(Element placement records)
◆ ◆ ◆

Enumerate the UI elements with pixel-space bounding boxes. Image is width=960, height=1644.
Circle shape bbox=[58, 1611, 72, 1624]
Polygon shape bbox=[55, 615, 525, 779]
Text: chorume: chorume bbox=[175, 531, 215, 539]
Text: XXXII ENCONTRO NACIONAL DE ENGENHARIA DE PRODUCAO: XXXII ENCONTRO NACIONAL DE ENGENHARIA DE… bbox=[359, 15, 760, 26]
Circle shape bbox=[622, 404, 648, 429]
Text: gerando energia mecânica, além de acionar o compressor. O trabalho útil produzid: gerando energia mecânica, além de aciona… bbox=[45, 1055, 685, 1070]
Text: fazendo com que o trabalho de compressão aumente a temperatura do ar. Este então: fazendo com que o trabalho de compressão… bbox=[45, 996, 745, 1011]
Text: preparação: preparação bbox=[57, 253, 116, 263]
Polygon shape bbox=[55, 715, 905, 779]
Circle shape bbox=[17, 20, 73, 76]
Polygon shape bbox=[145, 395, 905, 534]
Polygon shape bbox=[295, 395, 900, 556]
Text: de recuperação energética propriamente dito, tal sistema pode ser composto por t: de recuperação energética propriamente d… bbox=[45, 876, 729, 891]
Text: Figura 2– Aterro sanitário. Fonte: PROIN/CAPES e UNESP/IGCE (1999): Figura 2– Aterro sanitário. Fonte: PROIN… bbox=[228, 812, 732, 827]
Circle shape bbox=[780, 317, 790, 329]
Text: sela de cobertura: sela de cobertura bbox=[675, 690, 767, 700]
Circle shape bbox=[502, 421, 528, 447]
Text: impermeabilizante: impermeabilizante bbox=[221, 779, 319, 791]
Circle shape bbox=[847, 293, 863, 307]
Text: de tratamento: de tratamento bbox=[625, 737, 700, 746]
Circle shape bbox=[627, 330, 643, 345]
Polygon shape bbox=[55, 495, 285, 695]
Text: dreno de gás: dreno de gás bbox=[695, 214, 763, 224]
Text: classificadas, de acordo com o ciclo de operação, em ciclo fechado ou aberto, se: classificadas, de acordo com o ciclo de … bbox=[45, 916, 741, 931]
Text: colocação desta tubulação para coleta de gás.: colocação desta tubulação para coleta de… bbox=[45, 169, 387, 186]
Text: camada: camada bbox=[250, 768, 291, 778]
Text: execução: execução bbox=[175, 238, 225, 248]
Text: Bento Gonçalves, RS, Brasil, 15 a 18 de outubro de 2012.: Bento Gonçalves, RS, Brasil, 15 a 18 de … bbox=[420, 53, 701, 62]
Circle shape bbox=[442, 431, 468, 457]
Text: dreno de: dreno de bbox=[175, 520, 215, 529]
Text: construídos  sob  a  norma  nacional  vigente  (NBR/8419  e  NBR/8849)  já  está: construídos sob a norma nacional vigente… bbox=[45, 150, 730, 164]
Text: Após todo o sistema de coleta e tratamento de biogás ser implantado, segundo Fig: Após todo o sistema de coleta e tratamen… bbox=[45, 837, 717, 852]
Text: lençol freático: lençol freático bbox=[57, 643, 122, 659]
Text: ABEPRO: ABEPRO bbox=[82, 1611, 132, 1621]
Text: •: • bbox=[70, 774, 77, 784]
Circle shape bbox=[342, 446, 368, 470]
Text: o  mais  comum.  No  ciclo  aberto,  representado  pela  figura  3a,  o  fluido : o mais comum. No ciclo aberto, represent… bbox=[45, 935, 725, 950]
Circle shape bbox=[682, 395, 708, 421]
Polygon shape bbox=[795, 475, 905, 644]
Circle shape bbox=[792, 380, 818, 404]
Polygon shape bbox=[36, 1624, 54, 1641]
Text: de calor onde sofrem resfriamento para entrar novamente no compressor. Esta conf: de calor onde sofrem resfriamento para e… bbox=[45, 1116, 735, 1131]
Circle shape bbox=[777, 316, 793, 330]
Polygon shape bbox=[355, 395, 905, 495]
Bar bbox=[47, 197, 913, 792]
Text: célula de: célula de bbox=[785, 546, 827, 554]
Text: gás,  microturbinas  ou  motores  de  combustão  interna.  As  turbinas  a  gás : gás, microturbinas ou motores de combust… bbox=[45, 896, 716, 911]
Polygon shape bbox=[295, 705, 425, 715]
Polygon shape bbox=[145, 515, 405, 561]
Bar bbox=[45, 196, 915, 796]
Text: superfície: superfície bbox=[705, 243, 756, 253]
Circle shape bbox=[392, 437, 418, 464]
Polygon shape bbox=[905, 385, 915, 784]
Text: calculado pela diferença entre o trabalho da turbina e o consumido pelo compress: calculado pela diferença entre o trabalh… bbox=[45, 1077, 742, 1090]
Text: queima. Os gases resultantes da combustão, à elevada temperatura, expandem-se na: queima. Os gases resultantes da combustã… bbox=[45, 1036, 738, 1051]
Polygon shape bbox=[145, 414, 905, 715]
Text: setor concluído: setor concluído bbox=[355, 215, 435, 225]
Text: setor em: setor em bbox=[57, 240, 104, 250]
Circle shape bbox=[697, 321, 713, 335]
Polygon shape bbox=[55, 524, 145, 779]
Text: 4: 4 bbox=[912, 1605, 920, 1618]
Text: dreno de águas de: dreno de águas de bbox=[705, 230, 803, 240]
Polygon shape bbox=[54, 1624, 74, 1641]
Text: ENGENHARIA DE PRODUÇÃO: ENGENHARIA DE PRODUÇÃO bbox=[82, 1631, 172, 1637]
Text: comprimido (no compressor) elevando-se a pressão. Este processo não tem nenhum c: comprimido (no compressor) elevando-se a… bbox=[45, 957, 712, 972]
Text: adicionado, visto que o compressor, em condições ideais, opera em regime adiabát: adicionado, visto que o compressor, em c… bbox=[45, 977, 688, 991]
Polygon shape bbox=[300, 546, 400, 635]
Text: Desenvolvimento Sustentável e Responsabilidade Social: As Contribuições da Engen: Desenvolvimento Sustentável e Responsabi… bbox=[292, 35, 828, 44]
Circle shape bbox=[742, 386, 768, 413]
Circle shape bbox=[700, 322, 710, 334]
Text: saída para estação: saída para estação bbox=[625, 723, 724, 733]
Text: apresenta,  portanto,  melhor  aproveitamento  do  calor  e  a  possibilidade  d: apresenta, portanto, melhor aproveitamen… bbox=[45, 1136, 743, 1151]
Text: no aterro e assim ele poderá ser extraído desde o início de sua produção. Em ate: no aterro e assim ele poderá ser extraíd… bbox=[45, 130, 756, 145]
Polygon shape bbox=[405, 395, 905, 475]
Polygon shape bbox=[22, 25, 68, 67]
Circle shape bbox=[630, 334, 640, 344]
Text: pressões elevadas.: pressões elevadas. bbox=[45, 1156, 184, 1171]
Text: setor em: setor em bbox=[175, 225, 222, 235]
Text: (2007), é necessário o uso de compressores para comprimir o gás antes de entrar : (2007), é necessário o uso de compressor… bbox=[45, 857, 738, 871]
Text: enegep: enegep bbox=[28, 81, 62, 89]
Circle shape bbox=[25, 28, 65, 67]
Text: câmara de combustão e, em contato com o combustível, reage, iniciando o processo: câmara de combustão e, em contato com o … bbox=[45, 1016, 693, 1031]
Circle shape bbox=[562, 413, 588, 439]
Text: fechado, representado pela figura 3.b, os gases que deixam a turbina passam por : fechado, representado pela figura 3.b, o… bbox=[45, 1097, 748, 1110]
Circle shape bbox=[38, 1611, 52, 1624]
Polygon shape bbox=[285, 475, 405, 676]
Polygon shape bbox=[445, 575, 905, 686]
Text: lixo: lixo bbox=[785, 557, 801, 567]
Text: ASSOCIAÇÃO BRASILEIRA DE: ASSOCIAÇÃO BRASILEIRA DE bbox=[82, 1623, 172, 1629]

◆ ◆ ◆

## EXERCISE
Please put the part of the records that runs from their first line through the line containing "Text: chorume: chorume" into a numbered list, leaving out any blank lines.

## TASK OUTPUT
1. Enumerate the UI elements with pixel-space bounding boxes. Image is width=960, height=1644.
2. Circle shape bbox=[58, 1611, 72, 1624]
3. Polygon shape bbox=[55, 615, 525, 779]
4. Text: chorume: chorume bbox=[175, 531, 215, 539]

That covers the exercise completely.